(Material to process):
::::
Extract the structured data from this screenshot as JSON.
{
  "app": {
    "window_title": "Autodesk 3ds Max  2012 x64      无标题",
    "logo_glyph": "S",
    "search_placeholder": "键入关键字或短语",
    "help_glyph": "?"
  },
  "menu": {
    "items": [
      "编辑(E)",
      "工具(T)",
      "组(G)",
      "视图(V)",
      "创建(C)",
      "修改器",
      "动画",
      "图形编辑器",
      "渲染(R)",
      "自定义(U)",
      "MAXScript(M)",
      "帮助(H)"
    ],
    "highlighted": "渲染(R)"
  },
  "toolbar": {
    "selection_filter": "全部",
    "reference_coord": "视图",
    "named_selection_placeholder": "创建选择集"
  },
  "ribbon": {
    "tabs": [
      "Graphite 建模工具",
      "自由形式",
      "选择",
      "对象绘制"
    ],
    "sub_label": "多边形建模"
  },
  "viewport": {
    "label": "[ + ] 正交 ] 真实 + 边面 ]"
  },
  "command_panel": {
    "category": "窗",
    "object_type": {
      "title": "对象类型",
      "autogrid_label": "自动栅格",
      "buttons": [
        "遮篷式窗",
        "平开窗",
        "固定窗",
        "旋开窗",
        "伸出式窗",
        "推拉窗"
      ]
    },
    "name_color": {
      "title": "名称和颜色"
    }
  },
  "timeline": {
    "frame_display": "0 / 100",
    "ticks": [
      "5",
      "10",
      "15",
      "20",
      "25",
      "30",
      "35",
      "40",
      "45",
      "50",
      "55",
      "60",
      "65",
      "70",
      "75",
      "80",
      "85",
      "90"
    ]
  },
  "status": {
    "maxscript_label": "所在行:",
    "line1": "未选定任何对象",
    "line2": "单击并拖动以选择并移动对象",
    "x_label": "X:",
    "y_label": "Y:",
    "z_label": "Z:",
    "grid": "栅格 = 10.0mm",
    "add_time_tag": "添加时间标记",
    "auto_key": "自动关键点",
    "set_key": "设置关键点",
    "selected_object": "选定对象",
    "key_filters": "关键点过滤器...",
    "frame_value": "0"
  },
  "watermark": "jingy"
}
::::
(What this task involves): All entries must be repeated verbatim.

(Exercise output):
Extract the structured data from this screenshot as JSON.
{
  "app": {
    "window_title": "Autodesk 3ds Max  2012 x64      无标题",
    "logo_glyph": "S",
    "search_placeholder": "键入关键字或短语",
    "help_glyph": "?"
  },
  "menu": {
    "items": [
      "编辑(E)",
      "工具(T)",
      "组(G)",
      "视图(V)",
      "创建(C)",
      "修改器",
      "动画",
      "图形编辑器",
      "渲染(R)",
      "自定义(U)",
      "MAXScript(M)",
      "帮助(H)"
    ],
    "highlighted": "渲染(R)"
  },
  "toolbar": {
    "selection_filter": "全部",
    "reference_coord": "视图",
    "named_selection_placeholder": "创建选择集"
  },
  "ribbon": {
    "tabs": [
      "Graphite 建模工具",
      "自由形式",
      "选择",
      "对象绘制"
    ],
    "sub_label": "多边形建模"
  },
  "viewport": {
    "label": "[ + ] 正交 ] 真实 + 边面 ]"
  },
  "command_panel": {
    "category": "窗",
    "object_type": {
      "title": "对象类型",
      "autogrid_label": "自动栅格",
      "buttons": [
        "遮篷式窗",
        "平开窗",
        "固定窗",
        "旋开窗",
        "伸出式窗",
        "推拉窗"
      ]
    },
    "name_color": {
      "title": "名称和颜色"
    }
  },
  "timeline": {
    "frame_display": "0 / 100",
    "ticks": [
      "5",
      "10",
      "15",
      "20",
      "25",
      "30",
      "35",
      "40",
      "45",
      "50",
      "55",
      "60",
      "65",
      "70",
      "75",
      "80",
      "85",
      "90"
    ]
  },
  "status": {
    "maxscript_label": "所在行:",
    "line1": "未选定任何对象",
    "line2": "单击并拖动以选择并移动对象",
    "x_label": "X:",
    "y_label": "Y:",
    "z_label": "Z:",
    "grid": "栅格 = 10.0mm",
    "add_time_tag": "添加时间标记",
    "auto_key": "自动关键点",
    "set_key": "设置关键点",
    "selected_object": "选定对象",
    "key_filters": "关键点过滤器...",
    "frame_value": "0"
  },
  "watermark": "jingy"
}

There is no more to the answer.